### [TEXT PASSAGE]
Look at the palm of your hand and spread your fingers wide. Now imagine squeezing your body through a gap narrower than the distance between the tip of your thumb and the tip your pinkie finger. Let’s make this a bit worse: the gap is in complete darkness, its walls are rough stone, and all you have is a tiny headlamp. Ok, now that you are there, all you have to do is carefully find and recover dime-sized fragments of an invaluable treasure.

That’s how researchers recovered the first Homo naledi child’s skull ever to be found.

The finding was revealed this week in two papers published in the journal PaleoAnthropology by an international team of 21 researchers.

Homo naledi are possibly our most mysterious long-lost cousins. They are an ancient human relative that lived in what is now South Africa, approximately 350 to 250 thousand years ago. They were first discovered in the Rising Star Cave system in 2013, in a research expedition led by Lee Berger, Professor and chair of Palaeo-Anthropology and Director of the Centre for Exploration of the Deep Human Journey at the University of Witwatersand.

### [YOUR TASKS]
A: Translate this sentence from the Homo naledi passage into Spanish: "That’s how researchers recovered the first Homo naledi child’s skull ever to be found."
B: Reproduce the Homo naledi passage word for word, starting at "That’s how researchers" and ending at "of 21 researchers.".
C: Write the next few sentences of the Homo naledi passage, picking up after its final sentence.
The listing that follows comes from a separate source.

### [ENTRIES SHOWN]
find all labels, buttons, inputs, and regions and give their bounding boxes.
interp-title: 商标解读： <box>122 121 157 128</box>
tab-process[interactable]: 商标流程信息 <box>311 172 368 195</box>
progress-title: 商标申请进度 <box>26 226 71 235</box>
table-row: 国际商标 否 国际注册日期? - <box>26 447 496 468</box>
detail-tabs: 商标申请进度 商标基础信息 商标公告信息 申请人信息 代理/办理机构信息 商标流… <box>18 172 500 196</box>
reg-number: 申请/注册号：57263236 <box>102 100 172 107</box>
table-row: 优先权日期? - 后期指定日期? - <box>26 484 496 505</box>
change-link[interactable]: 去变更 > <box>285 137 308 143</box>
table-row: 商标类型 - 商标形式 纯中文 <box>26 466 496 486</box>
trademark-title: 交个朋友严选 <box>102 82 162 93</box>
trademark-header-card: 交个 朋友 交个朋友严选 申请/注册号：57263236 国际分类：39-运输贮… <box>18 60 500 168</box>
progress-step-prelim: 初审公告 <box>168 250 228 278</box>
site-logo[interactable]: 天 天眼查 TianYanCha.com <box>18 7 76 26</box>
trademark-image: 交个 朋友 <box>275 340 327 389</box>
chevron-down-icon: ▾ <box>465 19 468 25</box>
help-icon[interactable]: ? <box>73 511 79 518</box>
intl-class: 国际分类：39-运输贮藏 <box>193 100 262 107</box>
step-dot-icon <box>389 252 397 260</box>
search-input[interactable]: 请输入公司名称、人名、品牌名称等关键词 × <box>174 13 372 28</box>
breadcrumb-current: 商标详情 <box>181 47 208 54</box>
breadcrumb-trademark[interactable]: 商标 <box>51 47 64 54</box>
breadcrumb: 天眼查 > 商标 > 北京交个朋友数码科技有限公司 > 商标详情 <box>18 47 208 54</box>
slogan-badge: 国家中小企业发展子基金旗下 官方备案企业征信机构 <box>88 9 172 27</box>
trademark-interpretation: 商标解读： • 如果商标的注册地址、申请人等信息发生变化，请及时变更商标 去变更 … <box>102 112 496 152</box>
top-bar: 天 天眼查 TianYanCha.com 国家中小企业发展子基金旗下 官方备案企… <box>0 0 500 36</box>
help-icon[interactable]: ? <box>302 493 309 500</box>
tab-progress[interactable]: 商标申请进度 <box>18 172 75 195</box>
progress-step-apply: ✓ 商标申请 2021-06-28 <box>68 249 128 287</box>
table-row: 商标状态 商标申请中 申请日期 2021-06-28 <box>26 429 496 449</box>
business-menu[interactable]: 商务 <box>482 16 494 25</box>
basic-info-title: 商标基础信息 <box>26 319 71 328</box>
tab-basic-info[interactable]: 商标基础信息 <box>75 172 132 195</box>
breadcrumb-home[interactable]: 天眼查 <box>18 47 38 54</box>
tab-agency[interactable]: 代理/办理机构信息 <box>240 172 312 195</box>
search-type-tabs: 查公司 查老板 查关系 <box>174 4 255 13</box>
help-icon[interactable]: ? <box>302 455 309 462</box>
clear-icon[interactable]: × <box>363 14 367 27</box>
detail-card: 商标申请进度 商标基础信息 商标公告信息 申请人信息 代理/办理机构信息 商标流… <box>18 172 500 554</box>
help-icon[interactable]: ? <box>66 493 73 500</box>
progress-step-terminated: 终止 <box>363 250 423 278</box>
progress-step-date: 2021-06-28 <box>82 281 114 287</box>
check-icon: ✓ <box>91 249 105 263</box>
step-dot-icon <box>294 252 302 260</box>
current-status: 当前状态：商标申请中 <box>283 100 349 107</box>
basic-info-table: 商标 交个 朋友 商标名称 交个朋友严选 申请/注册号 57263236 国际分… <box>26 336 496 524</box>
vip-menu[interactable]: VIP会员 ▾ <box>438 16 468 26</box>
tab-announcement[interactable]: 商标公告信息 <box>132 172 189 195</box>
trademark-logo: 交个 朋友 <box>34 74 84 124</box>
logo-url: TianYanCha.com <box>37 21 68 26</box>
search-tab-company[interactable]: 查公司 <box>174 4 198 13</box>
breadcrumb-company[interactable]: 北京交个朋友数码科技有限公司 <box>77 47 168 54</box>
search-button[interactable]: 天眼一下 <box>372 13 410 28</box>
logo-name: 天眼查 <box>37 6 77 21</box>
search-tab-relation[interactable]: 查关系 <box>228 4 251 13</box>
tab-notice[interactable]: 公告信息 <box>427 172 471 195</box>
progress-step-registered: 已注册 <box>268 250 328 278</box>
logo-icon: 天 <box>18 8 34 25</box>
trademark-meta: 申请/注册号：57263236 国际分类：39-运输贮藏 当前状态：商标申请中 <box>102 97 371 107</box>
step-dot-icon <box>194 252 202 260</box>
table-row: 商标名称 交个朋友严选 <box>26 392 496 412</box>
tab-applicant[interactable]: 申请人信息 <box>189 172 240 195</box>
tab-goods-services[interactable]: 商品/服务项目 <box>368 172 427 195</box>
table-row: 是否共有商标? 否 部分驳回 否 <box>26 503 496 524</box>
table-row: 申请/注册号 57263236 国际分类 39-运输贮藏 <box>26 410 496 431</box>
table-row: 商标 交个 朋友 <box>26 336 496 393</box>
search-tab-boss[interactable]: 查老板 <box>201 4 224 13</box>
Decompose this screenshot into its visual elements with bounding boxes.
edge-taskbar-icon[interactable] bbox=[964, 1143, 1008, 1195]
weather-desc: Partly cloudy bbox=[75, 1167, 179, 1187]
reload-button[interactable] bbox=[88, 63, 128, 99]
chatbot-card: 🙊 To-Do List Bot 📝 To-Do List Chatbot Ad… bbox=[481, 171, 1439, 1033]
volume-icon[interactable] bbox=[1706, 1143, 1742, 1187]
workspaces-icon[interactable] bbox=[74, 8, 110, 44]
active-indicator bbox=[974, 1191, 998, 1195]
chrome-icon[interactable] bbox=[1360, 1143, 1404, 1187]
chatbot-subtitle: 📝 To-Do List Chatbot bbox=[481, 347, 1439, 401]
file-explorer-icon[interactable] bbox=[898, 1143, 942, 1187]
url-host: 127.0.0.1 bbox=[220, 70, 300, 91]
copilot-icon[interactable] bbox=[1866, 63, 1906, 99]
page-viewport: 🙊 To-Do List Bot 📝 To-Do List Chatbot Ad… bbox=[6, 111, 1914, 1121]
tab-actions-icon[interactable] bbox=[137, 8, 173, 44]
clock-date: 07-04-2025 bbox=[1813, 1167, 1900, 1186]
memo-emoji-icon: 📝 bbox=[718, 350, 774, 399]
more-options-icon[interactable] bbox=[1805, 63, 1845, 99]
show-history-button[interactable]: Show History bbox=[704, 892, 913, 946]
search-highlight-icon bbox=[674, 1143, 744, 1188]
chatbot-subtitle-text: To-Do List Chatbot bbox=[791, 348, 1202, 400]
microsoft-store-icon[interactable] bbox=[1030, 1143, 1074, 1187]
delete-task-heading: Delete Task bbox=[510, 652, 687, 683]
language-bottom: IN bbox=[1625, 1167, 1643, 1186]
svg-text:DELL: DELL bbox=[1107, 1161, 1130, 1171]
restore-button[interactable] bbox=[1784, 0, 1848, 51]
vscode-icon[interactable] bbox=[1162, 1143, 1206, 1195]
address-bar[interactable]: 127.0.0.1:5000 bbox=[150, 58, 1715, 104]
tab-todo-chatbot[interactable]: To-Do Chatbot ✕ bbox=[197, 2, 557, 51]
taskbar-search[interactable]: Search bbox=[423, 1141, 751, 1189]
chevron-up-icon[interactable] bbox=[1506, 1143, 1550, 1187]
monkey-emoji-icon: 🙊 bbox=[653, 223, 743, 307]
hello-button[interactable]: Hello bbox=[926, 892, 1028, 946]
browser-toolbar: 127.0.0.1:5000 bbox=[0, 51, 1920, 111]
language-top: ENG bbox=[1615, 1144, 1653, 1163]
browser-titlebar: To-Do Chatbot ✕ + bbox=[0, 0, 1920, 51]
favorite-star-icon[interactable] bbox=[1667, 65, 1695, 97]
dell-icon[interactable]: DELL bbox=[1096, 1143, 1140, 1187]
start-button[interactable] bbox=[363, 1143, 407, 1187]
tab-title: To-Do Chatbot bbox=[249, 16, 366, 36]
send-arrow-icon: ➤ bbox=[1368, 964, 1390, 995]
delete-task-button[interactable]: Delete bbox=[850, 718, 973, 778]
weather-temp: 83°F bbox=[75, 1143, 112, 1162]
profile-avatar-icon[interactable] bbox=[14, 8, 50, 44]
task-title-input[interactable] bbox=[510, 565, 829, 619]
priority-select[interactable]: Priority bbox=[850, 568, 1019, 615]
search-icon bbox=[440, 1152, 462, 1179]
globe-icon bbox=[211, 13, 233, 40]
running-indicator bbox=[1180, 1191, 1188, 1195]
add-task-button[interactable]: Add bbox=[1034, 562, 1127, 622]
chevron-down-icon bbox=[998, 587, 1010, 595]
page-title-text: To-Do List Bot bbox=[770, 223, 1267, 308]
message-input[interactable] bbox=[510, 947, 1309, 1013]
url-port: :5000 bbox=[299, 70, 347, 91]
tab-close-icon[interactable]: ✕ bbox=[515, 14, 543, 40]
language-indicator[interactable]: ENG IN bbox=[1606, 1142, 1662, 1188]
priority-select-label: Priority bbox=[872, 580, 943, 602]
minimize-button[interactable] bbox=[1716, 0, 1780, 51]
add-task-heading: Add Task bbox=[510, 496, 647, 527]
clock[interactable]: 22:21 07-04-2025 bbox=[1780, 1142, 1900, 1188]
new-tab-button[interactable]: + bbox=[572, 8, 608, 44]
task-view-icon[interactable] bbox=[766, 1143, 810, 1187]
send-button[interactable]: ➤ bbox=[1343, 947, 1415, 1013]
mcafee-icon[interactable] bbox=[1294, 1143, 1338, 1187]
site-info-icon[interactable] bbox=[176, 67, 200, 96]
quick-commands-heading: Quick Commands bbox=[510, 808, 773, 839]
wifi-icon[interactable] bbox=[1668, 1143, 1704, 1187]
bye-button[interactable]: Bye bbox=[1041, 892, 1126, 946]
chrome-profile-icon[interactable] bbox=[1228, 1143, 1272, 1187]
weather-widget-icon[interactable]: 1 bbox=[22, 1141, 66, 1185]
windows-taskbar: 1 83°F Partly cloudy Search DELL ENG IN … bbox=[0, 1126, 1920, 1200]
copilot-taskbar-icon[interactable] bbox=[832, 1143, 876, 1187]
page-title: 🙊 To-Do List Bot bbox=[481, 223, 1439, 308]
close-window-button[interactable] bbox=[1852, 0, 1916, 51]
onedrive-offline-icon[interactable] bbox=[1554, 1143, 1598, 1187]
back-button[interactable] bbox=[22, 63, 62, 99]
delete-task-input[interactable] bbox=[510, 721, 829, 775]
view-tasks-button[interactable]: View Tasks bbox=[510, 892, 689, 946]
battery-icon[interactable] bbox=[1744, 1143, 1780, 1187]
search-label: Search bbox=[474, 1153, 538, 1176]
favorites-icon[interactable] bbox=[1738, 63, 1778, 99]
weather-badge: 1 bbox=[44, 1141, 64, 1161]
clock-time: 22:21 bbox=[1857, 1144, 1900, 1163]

### [RESPONSES TO THE TASKS]
A: Así es como los investigadores recuperaron el primer cráneo de un niño de Homo naledi jamás encontrado.

B:
That’s how researchers recovered the first Homo naledi child’s skull ever to be found.

The finding was revealed this week in two papers published in the journal PaleoAnthropology by an international team of 21 researchers.

C:
The research team, which includes Steven Churchill, professor of evolutionary anthropology at Duke, named the child Leti (pronounced Let-e), after the Setswana word “letimela” meaning “the lost one”.

Leti was found in one of the previously unexplored narrow fissures that radiate from Rising Star’s known chambers. His resting site was a 15 cm wide and 80 cm long gap where only the smallest (and bravest) of explorers could fit.

Explorer Becca Peixoto wedges herself between cave rock walls to get to Leti’s skull.

Marina Elliot, lead author of the first paper and one of the explorers to first discover Homo naledi, said in a press conference that excavating Leti’s remains required explorers to wedge themselves practically upside down between two rock walls.

Finding yet another fossil in a prolific site may not seem groundbreaking, but finding a child’s skull is a major achievement. First of all, children’s bones are thin and fragile, and rarely withstand the test of time.

Second, finding a child’s skull gives researchers a precious glimpse into the development of Homo naledi.

“A child’s skull allows us to study how Homo naledi grew and developed, and how their growth rate and schedule compares to other hominid species, and to our own,” Churchill said.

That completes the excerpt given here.